**EXERCISE DESCRIPTION**
Write out the whole listing again, exactly as given.

★ ★ ★ ★

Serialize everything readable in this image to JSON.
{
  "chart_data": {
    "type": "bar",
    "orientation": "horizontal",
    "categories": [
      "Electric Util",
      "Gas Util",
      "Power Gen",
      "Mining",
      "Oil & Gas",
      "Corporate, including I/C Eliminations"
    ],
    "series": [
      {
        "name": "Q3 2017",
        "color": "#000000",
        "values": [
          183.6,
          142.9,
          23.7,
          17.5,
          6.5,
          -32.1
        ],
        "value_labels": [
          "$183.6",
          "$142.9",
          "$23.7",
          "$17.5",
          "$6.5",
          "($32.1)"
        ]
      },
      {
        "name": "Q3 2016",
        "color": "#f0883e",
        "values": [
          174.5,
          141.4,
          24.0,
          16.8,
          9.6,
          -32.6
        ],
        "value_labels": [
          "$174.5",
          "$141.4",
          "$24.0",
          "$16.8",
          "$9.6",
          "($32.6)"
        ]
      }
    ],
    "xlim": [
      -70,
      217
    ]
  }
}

★ ★ ★ ★

**ANSWER FOR THE TASK**
Serialize everything readable in this image to JSON.
{
  "chart_data": {
    "type": "bar",
    "orientation": "horizontal",
    "categories": [
      "Electric Util",
      "Gas Util",
      "Power Gen",
      "Mining",
      "Oil & Gas",
      "Corporate, including I/C Eliminations"
    ],
    "series": [
      {
        "name": "Q3 2017",
        "color": "#000000",
        "values": [
          183.6,
          142.9,
          23.7,
          17.5,
          6.5,
          -32.1
        ],
        "value_labels": [
          "$183.6",
          "$142.9",
          "$23.7",
          "$17.5",
          "$6.5",
          "($32.1)"
        ]
      },
      {
        "name": "Q3 2016",
        "color": "#f0883e",
        "values": [
          174.5,
          141.4,
          24.0,
          16.8,
          9.6,
          -32.6
        ],
        "value_labels": [
          "$174.5",
          "$141.4",
          "$24.0",
          "$16.8",
          "$9.6",
          "($32.6)"
        ]
      }
    ],
    "xlim": [
      -70,
      217
    ]
  }
}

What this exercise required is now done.